▸ Aim: Looking at the listing, state how many of its lines contain the string "λευκαφαίρεσης". Write only the number.

(Saved data entries)
****************

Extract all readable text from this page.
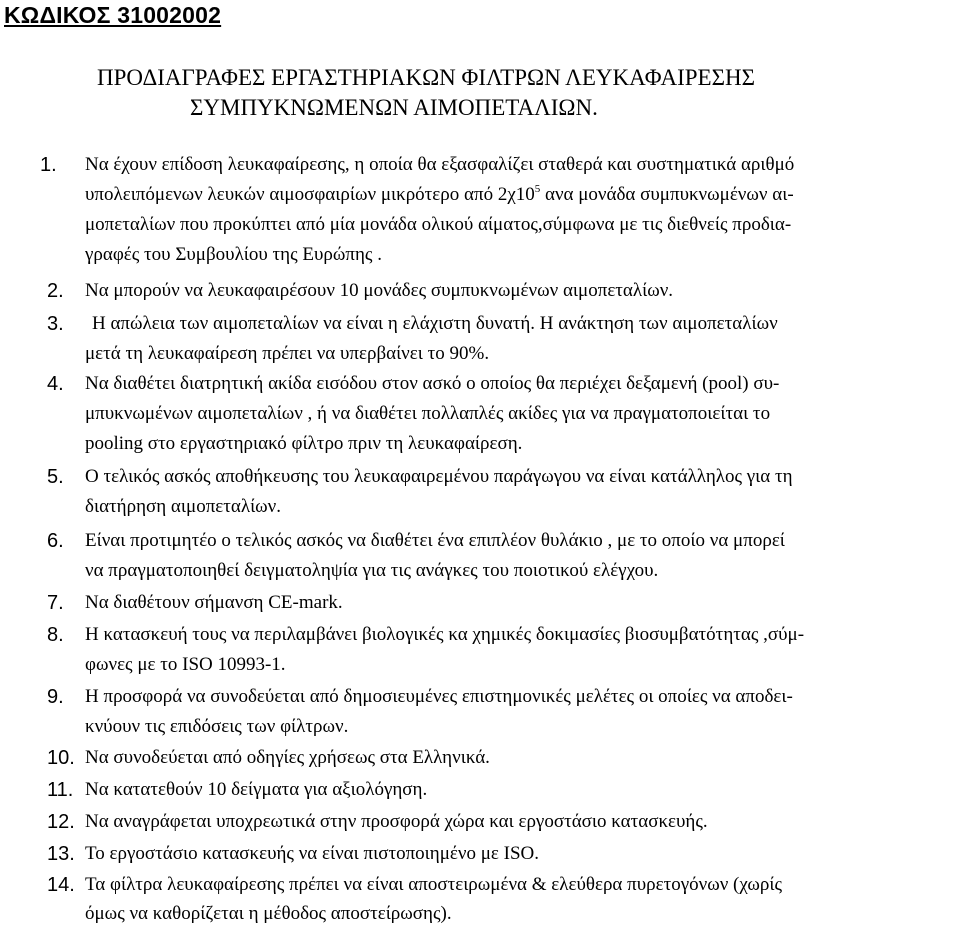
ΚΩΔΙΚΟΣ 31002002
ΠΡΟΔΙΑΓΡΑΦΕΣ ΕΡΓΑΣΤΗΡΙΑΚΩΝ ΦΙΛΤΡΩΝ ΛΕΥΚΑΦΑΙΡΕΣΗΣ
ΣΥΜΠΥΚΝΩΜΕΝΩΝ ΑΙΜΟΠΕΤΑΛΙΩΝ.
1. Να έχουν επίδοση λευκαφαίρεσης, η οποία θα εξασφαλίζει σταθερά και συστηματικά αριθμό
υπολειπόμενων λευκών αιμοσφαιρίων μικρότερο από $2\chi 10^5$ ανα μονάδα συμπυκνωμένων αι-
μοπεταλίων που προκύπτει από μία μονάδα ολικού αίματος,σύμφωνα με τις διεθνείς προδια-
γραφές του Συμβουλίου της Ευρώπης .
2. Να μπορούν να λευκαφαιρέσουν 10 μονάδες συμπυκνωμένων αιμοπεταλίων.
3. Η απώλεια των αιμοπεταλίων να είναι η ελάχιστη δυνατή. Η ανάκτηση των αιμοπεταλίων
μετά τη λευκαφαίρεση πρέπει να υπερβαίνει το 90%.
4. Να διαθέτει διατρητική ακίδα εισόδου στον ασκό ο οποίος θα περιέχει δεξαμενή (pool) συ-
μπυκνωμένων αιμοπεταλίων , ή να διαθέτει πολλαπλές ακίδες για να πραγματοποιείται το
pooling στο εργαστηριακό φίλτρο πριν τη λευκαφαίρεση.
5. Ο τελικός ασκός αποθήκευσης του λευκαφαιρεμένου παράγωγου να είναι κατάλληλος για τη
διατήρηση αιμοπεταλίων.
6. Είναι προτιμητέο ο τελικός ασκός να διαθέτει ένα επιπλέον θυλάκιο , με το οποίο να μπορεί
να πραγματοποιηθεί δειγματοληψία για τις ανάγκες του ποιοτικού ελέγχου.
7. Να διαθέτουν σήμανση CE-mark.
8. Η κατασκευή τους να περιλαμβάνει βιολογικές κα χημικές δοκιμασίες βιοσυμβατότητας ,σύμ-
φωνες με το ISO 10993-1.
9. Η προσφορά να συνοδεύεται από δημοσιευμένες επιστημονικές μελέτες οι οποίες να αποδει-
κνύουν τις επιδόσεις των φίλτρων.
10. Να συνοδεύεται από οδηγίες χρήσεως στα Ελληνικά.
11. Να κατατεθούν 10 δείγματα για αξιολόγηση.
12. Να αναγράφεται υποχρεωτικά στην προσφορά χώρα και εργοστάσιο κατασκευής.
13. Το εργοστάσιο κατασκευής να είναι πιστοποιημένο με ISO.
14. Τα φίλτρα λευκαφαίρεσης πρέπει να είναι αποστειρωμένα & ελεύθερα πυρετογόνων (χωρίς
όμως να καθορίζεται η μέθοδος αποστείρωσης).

****************

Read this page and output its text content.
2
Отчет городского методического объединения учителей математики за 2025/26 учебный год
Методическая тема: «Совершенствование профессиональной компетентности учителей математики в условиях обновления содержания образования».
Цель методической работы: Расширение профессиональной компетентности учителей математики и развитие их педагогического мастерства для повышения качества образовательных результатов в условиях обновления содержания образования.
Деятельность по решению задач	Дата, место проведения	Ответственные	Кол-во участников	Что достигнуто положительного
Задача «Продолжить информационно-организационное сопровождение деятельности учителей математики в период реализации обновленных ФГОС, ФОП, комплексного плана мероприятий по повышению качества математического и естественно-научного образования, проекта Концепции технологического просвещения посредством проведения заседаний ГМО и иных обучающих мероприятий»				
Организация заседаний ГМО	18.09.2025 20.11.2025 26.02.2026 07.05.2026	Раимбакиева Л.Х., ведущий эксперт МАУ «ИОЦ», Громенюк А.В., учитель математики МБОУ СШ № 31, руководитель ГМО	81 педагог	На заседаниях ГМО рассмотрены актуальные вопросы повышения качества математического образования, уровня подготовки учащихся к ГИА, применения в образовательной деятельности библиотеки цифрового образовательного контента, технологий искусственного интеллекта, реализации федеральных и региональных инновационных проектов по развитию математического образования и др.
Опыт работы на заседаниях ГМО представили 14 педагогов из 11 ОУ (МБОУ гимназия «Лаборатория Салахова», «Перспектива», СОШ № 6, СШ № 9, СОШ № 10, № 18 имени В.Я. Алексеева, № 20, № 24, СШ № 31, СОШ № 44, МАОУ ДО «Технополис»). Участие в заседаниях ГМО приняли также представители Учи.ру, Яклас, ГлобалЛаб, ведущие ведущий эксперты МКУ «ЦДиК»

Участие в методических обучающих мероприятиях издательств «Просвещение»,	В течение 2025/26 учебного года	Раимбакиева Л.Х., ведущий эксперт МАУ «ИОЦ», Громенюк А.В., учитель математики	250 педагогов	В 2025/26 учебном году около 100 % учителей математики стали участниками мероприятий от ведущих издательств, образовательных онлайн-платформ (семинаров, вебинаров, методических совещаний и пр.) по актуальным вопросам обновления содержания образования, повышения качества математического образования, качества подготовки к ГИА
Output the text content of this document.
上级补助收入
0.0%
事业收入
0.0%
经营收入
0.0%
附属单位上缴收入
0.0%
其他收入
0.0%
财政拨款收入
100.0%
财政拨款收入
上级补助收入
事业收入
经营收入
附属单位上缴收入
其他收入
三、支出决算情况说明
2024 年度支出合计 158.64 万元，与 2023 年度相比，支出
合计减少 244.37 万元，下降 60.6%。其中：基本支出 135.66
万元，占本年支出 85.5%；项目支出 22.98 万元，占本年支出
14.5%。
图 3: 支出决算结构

****************

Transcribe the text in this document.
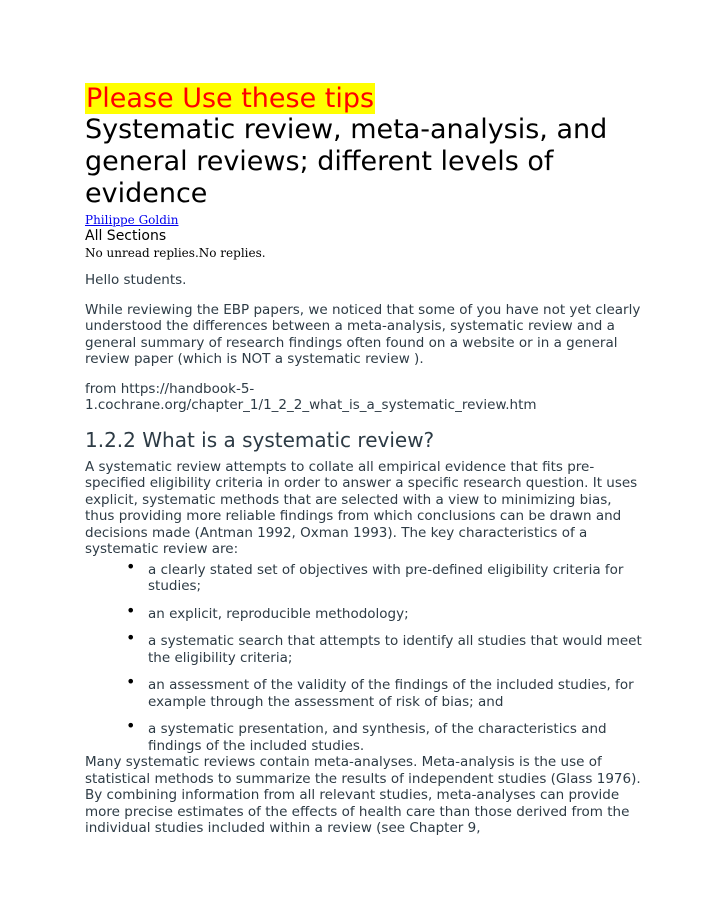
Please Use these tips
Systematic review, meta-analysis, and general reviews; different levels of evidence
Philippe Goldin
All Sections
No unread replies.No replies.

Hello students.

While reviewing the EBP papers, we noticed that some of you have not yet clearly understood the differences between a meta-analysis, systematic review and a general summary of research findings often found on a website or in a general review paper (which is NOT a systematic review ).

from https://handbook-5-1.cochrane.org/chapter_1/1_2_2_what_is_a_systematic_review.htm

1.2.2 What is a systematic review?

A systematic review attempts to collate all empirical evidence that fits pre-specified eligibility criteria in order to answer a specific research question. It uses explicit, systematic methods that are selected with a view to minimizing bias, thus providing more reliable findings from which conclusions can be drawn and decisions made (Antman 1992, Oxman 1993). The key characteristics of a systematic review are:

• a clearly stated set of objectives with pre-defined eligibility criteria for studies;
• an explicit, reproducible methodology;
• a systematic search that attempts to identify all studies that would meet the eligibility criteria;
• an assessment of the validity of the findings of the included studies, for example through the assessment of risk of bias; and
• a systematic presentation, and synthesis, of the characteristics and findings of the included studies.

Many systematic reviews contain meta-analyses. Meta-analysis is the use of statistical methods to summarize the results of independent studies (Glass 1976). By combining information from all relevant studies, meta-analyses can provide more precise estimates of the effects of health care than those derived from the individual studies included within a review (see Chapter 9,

****************

▸ The result: 2